The data -

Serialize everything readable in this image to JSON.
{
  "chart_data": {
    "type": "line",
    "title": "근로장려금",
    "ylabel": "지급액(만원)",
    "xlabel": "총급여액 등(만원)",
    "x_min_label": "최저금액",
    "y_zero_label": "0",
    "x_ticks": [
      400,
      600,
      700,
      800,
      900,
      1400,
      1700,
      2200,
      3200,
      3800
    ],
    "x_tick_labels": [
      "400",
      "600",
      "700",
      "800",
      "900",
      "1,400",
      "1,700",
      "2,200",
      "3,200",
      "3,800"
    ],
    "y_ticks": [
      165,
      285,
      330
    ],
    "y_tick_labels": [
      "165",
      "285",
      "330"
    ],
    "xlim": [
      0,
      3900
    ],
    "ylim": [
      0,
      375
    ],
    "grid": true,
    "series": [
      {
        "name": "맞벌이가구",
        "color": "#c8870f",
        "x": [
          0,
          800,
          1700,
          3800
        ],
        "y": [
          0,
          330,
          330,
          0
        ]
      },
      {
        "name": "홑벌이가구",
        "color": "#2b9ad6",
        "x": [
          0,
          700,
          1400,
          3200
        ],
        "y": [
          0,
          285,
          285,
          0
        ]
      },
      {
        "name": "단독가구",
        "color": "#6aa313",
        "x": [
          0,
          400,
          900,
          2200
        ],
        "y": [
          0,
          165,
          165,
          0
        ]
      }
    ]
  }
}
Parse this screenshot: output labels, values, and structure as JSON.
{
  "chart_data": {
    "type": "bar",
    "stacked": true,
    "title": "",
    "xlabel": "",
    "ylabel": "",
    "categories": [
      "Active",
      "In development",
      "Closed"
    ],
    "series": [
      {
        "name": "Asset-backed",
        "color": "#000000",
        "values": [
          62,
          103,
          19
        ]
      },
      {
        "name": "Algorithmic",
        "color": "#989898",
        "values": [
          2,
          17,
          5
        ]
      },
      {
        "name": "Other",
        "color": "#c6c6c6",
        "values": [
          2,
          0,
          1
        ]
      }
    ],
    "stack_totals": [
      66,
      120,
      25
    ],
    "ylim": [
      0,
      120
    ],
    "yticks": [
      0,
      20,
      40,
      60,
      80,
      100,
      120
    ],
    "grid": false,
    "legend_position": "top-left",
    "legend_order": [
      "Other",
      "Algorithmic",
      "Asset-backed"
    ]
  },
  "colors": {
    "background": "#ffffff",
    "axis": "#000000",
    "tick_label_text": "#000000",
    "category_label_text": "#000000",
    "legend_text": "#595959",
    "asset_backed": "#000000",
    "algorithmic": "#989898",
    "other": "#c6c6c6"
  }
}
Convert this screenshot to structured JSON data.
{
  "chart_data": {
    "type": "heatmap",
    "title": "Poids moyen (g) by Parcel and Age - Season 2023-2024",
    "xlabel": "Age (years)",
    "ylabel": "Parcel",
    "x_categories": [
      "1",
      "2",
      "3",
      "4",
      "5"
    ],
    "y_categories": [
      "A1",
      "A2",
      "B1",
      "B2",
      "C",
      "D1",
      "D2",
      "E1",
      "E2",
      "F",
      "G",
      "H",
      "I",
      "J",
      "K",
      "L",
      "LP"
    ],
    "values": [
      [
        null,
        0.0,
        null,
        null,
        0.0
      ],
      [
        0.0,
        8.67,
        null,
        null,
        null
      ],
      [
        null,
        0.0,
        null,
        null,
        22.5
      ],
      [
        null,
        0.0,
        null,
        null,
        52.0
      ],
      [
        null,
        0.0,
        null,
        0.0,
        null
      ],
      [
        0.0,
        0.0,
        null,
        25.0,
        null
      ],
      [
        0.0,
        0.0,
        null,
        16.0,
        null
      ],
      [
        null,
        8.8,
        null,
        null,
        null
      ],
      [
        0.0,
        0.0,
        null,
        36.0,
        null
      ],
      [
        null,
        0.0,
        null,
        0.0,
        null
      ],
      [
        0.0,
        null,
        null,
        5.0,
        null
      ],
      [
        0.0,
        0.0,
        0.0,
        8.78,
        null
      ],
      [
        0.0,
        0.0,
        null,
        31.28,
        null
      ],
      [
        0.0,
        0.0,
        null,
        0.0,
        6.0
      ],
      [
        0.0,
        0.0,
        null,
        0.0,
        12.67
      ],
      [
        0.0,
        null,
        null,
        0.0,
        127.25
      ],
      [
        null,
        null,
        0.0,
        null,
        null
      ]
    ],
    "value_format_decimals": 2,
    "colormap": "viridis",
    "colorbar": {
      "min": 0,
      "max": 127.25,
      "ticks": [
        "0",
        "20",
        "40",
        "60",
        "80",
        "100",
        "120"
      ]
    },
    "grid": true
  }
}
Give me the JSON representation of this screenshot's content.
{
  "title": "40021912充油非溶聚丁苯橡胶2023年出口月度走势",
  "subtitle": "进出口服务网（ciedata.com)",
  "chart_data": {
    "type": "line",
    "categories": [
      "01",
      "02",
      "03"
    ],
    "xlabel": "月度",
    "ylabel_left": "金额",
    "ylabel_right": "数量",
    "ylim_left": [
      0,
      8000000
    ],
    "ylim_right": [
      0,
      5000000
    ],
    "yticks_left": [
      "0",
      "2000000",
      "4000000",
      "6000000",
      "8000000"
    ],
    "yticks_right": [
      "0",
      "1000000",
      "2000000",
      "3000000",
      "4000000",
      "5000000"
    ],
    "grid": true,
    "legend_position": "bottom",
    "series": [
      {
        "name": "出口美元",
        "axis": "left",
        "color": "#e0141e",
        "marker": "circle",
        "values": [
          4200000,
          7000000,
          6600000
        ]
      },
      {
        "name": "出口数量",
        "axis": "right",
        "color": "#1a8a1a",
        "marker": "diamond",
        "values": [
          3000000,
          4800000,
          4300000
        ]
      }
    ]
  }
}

What you should do - Only lines with the word "screenshot" should be collected from the material.

Solution for this problem -
Parse this screenshot: output labels, values, and structure as JSON.
Convert this screenshot to structured JSON data.
Give me the JSON representation of this screenshot's content.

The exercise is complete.